* Data excerpts:
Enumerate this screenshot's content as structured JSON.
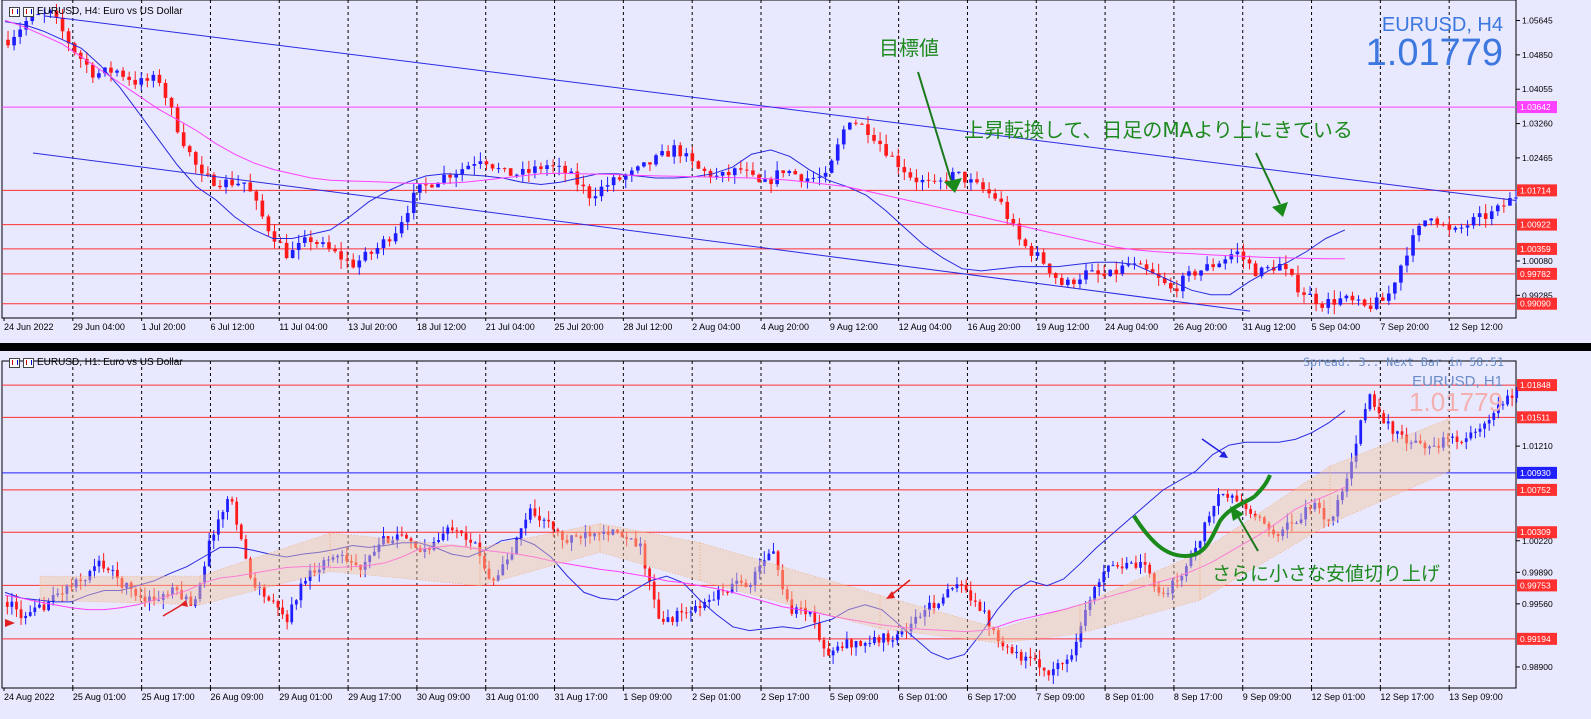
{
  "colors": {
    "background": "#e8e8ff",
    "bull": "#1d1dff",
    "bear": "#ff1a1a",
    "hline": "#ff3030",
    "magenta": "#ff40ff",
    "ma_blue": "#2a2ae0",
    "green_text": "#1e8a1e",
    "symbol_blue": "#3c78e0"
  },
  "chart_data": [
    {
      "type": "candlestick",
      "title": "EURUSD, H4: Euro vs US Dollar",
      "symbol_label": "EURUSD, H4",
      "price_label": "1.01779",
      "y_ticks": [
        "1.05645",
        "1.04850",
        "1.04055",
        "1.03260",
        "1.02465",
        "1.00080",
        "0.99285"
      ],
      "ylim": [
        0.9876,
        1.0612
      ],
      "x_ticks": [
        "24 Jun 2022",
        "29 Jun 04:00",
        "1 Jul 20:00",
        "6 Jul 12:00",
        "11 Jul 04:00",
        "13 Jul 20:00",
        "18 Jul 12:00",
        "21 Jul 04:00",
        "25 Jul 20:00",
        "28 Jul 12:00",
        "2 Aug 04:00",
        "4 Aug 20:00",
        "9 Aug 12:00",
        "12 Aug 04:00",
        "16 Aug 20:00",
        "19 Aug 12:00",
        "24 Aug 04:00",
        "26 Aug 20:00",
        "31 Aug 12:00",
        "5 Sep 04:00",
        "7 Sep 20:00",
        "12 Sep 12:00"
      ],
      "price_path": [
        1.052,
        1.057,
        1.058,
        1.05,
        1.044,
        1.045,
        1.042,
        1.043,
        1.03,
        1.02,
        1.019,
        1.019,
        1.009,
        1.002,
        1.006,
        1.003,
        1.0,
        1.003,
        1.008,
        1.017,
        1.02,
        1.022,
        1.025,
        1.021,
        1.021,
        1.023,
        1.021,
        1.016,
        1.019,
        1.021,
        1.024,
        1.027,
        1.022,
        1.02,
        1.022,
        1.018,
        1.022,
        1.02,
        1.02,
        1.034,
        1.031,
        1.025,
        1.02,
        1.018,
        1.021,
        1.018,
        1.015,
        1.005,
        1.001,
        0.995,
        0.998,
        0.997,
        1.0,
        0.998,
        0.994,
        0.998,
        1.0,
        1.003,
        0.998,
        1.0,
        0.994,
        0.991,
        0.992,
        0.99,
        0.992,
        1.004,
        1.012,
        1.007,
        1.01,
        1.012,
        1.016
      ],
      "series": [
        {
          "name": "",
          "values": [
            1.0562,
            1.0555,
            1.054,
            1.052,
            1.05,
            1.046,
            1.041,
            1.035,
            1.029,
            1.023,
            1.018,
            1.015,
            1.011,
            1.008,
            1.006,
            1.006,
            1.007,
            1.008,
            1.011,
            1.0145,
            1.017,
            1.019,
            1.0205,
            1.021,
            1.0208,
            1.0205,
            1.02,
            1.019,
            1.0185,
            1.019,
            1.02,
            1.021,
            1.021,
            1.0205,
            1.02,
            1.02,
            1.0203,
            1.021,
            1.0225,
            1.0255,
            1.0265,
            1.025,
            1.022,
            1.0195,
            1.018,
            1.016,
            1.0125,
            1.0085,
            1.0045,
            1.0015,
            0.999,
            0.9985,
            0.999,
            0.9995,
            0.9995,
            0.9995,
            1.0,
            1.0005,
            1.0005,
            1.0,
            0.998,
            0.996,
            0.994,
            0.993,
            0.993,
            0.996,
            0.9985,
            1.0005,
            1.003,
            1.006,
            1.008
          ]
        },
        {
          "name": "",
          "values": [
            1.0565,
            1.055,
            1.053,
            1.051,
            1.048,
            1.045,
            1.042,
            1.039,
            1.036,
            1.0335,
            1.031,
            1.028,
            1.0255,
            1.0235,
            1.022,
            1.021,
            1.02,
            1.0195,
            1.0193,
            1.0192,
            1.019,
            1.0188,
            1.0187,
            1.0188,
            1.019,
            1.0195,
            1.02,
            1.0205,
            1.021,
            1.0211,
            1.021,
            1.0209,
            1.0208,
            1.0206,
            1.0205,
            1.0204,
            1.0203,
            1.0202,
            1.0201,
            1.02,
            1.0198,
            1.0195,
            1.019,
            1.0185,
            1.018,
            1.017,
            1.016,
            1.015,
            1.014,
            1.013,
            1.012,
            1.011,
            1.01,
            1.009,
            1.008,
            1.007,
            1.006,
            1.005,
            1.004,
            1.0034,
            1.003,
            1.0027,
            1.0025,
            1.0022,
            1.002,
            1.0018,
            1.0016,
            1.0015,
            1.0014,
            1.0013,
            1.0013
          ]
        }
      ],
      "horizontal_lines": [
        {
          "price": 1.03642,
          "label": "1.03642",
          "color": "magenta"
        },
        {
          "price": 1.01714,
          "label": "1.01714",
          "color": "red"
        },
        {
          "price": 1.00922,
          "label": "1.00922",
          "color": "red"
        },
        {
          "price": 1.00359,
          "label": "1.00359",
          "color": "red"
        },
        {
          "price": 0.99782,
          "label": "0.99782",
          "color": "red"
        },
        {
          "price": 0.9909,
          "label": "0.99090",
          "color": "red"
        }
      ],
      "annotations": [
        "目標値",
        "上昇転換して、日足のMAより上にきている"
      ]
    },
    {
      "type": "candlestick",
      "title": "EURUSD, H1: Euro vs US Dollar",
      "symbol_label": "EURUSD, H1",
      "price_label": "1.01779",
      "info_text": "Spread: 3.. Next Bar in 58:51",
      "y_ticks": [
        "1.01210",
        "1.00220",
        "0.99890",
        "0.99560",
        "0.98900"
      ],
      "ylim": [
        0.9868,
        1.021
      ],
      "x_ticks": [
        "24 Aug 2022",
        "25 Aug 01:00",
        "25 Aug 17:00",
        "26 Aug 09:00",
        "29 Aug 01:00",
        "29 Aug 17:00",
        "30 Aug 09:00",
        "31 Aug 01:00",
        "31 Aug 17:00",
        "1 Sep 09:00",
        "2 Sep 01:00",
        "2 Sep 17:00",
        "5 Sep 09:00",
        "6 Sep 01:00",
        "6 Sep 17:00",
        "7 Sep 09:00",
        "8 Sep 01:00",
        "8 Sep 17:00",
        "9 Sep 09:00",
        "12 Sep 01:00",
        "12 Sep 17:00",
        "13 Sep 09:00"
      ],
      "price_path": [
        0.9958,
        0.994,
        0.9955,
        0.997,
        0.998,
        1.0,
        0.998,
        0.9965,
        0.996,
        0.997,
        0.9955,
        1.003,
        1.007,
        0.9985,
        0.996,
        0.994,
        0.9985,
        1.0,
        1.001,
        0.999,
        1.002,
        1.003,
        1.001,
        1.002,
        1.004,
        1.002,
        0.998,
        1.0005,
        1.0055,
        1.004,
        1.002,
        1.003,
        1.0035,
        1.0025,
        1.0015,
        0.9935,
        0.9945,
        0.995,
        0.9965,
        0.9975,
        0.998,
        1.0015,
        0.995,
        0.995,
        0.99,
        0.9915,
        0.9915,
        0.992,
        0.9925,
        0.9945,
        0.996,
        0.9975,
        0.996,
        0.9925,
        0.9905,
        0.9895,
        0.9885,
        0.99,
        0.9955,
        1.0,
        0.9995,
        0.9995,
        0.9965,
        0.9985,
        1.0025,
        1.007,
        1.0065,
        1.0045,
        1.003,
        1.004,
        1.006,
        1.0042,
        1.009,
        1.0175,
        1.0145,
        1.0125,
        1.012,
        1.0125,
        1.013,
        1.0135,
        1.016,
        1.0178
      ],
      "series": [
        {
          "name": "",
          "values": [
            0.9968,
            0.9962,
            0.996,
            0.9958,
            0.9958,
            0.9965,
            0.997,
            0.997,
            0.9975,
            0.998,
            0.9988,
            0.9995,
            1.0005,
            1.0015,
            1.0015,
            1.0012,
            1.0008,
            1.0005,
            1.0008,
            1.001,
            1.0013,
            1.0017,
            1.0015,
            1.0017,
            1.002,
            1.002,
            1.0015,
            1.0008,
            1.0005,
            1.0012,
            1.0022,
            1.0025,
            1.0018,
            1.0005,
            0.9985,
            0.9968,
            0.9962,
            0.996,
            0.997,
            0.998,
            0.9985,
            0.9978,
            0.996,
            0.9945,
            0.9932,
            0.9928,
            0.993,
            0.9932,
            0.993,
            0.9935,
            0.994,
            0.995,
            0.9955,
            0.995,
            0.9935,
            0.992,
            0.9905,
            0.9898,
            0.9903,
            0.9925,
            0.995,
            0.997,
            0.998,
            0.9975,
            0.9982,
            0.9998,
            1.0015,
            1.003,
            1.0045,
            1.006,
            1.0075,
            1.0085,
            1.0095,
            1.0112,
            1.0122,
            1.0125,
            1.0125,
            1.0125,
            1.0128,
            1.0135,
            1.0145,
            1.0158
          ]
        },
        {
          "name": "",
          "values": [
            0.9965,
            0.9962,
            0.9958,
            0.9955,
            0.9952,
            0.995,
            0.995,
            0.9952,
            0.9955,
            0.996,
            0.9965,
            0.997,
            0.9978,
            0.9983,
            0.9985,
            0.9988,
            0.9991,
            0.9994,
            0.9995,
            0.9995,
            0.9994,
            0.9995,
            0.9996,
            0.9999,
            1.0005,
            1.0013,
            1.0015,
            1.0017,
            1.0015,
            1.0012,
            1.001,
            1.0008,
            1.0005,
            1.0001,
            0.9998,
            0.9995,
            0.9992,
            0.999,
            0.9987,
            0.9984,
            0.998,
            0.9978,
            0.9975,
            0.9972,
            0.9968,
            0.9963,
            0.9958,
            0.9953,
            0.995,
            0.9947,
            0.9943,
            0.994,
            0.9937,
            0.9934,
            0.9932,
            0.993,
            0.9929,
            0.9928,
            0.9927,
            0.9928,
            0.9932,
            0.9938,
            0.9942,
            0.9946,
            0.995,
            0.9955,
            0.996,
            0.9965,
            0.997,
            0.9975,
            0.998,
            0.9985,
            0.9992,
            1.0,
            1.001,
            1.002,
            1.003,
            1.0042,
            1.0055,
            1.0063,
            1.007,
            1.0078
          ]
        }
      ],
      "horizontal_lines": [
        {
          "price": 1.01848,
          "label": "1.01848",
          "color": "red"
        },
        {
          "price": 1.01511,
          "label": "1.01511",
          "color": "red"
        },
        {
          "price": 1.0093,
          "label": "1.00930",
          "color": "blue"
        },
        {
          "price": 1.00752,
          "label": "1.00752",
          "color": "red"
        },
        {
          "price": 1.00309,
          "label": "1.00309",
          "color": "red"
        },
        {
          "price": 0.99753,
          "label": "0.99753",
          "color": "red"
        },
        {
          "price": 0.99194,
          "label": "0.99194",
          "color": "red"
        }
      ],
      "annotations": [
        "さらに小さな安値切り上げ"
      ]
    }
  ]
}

---

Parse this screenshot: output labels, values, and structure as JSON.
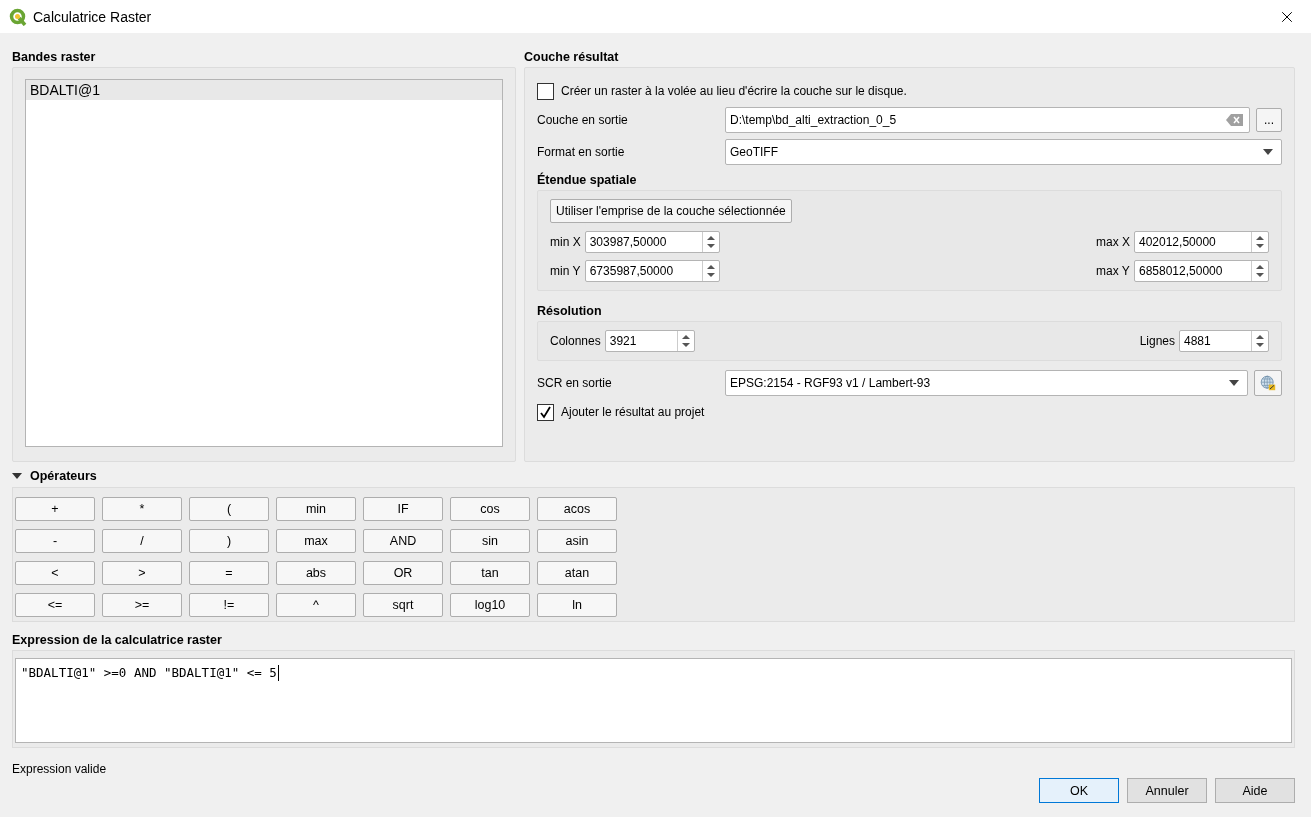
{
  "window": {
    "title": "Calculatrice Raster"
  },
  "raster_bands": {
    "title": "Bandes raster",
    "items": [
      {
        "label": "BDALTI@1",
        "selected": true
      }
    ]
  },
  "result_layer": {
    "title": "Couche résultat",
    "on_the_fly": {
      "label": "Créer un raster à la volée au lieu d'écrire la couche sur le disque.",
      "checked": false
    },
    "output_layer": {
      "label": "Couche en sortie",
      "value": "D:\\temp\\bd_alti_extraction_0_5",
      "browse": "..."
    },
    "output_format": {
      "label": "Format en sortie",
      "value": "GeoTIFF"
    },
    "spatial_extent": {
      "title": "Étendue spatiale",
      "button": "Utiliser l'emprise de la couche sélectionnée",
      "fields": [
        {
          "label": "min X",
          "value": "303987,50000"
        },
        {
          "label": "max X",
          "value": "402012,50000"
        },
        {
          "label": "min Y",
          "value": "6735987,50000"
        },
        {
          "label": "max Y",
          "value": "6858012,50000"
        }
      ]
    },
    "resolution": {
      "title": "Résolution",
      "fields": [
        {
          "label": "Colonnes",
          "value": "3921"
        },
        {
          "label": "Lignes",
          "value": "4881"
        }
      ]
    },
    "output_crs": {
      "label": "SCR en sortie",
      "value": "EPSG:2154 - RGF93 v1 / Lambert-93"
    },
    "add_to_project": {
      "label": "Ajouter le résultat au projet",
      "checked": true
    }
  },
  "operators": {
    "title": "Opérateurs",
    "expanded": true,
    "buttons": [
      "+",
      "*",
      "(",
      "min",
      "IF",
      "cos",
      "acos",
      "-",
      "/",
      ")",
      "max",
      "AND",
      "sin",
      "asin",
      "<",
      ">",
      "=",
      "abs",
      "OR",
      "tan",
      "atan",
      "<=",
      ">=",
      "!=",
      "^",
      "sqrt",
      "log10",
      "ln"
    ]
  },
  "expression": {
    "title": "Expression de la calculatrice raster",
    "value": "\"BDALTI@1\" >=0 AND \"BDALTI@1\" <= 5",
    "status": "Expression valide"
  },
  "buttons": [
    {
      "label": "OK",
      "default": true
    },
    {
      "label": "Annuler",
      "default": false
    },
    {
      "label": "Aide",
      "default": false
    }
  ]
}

---

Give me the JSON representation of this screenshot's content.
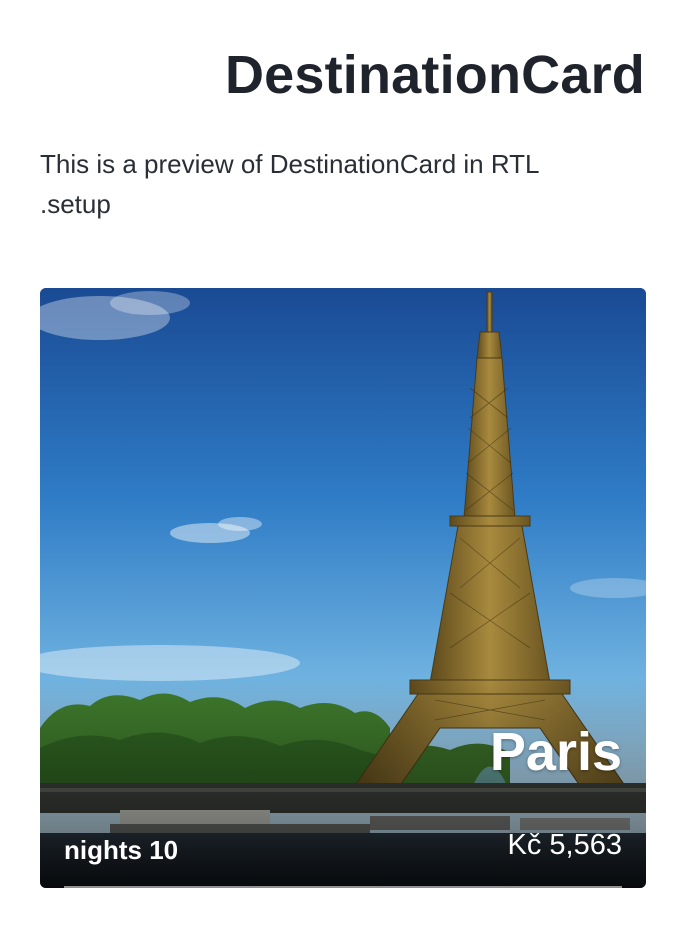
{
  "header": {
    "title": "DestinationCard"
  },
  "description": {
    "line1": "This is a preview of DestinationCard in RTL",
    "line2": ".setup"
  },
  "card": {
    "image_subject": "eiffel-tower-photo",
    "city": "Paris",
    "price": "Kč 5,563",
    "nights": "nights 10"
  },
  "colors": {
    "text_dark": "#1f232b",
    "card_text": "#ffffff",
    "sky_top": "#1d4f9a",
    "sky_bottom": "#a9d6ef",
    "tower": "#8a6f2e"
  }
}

* Instructions to follow: In the listing above, find each line with the word "screenshot" and copy it.

* Solution for this exercise:
Enumerate this screenshot's content as structured JSON.
Parse this screenshot: output labels, values, and structure as JSON.
Give me the JSON representation of this screenshot's content.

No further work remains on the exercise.